··· Provided records

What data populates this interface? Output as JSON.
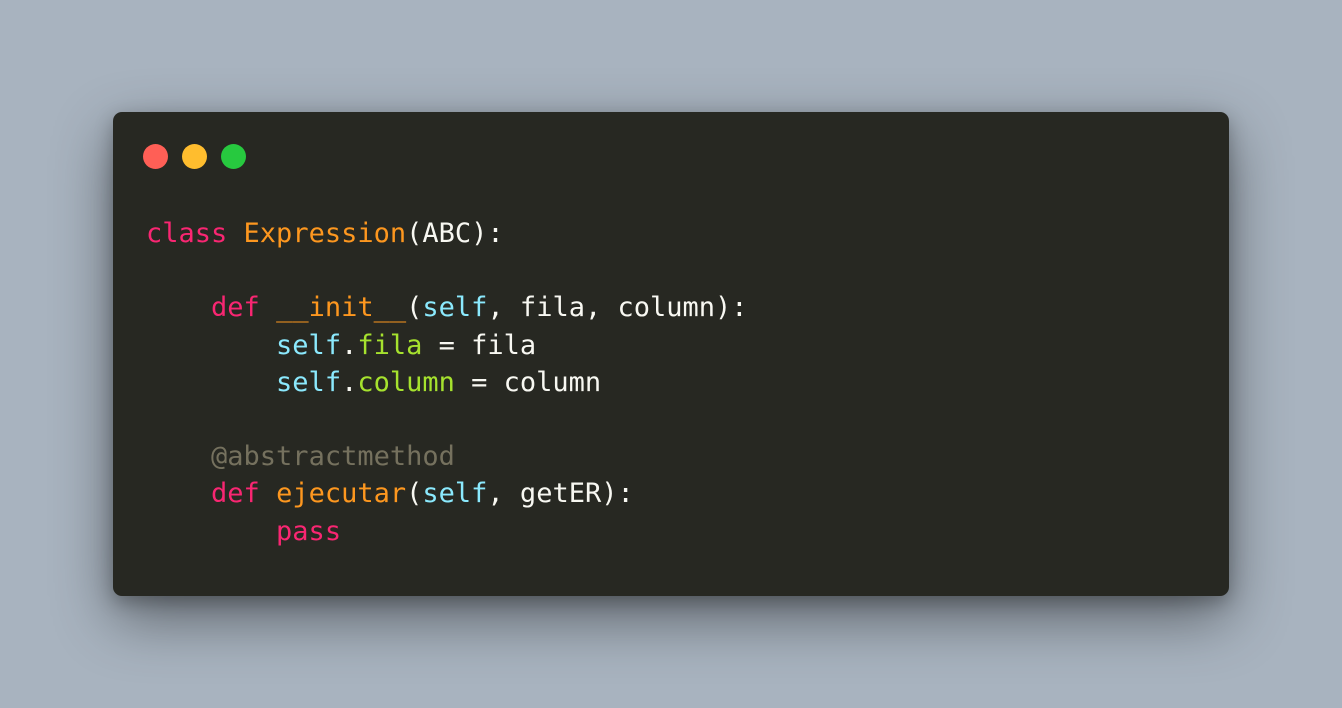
{
  "window": {
    "background": "#272822",
    "controls": [
      {
        "name": "close",
        "color": "#ff5f56"
      },
      {
        "name": "minimize",
        "color": "#ffbd2e"
      },
      {
        "name": "maximize",
        "color": "#27c93f"
      }
    ]
  },
  "page_background": "#a8b3bf",
  "colors": {
    "keyword": "#f92672",
    "function": "#fd971f",
    "self": "#8be9fd",
    "attribute": "#a6e22e",
    "plain": "#f8f8f2",
    "comment": "#75715e"
  },
  "code": {
    "language": "python",
    "lines": [
      [
        {
          "text": "class",
          "kind": "keyword"
        },
        {
          "text": " ",
          "kind": "plain"
        },
        {
          "text": "Expression",
          "kind": "function"
        },
        {
          "text": "(ABC):",
          "kind": "plain"
        }
      ],
      [],
      [
        {
          "text": "    ",
          "kind": "plain"
        },
        {
          "text": "def",
          "kind": "keyword"
        },
        {
          "text": " ",
          "kind": "plain"
        },
        {
          "text": "__init__",
          "kind": "function"
        },
        {
          "text": "(",
          "kind": "plain"
        },
        {
          "text": "self",
          "kind": "self"
        },
        {
          "text": ", fila, column):",
          "kind": "plain"
        }
      ],
      [
        {
          "text": "        ",
          "kind": "plain"
        },
        {
          "text": "self",
          "kind": "self"
        },
        {
          "text": ".",
          "kind": "plain"
        },
        {
          "text": "fila",
          "kind": "attribute"
        },
        {
          "text": " = fila",
          "kind": "plain"
        }
      ],
      [
        {
          "text": "        ",
          "kind": "plain"
        },
        {
          "text": "self",
          "kind": "self"
        },
        {
          "text": ".",
          "kind": "plain"
        },
        {
          "text": "column",
          "kind": "attribute"
        },
        {
          "text": " = column",
          "kind": "plain"
        }
      ],
      [],
      [
        {
          "text": "    ",
          "kind": "plain"
        },
        {
          "text": "@abstractmethod",
          "kind": "comment"
        }
      ],
      [
        {
          "text": "    ",
          "kind": "plain"
        },
        {
          "text": "def",
          "kind": "keyword"
        },
        {
          "text": " ",
          "kind": "plain"
        },
        {
          "text": "ejecutar",
          "kind": "function"
        },
        {
          "text": "(",
          "kind": "plain"
        },
        {
          "text": "self",
          "kind": "self"
        },
        {
          "text": ", getER):",
          "kind": "plain"
        }
      ],
      [
        {
          "text": "        ",
          "kind": "plain"
        },
        {
          "text": "pass",
          "kind": "keyword"
        }
      ]
    ]
  }
}
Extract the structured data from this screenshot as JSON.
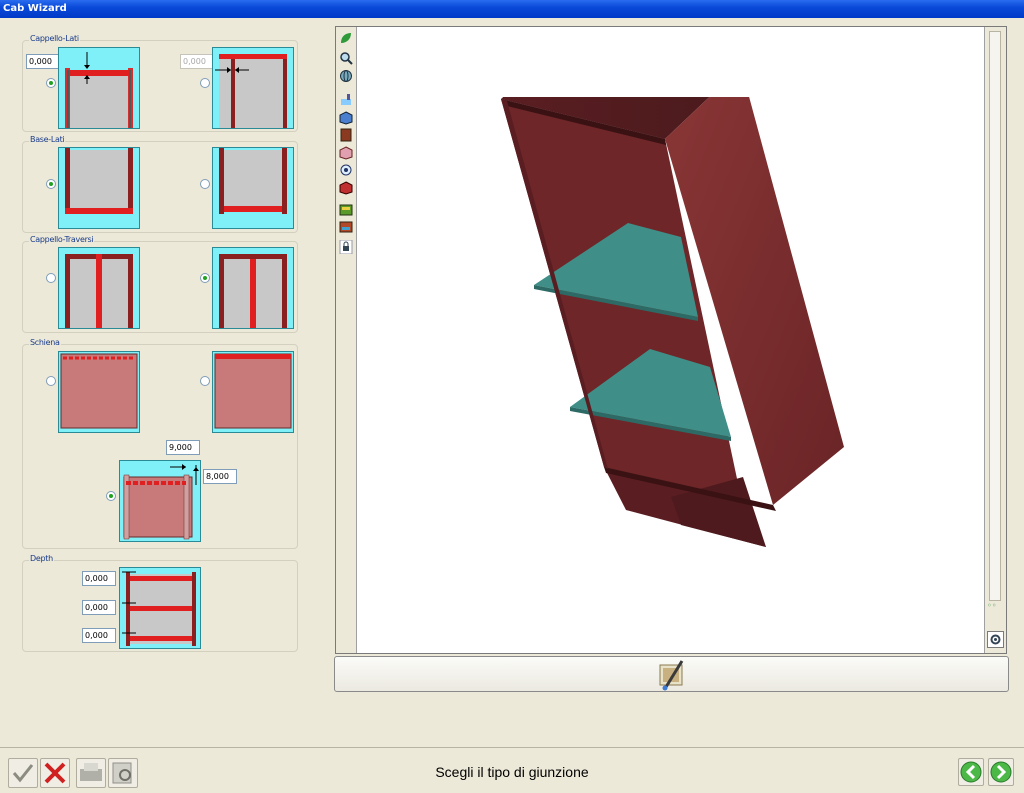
{
  "window": {
    "title": "Cab Wizard"
  },
  "groups": {
    "cappello_lati": {
      "label": "Cappello-Lati",
      "value1": "0,000",
      "value2": "0,000",
      "option1_selected": true,
      "option2_selected": false
    },
    "base_lati": {
      "label": "Base-Lati",
      "option1_selected": true,
      "option2_selected": false
    },
    "cappello_traversi": {
      "label": "Cappello-Traversi",
      "option1_selected": false,
      "option2_selected": true
    },
    "schiena": {
      "label": "Schiena",
      "value_width": "9,000",
      "value_depth": "8,000",
      "option1_selected": false,
      "option2_selected": false,
      "option3_selected": true
    },
    "depth": {
      "label": "Depth",
      "values": [
        "0,000",
        "0,000",
        "0,000"
      ]
    }
  },
  "status": {
    "text": "Scegli il tipo di giunzione"
  },
  "colors": {
    "panel_cyan": "#7ff0f8",
    "board_red": "#e02020",
    "wood": "#7a2a2c",
    "shelf": "#3f8f88"
  },
  "toolbar_icons": [
    "leaf-icon",
    "zoom-icon",
    "globe-icon",
    "paint-icon",
    "cube-blue-icon",
    "material-brown-icon",
    "cube-pink-icon",
    "eye-icon",
    "cube-red-icon",
    "texture-icon",
    "texture2-icon",
    "lock-icon"
  ]
}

······

Out of the material above, select every line that holds the string "JSON".

What data populates this interface? Output as JSON.
Extract the structured data from this screenshot as JSON.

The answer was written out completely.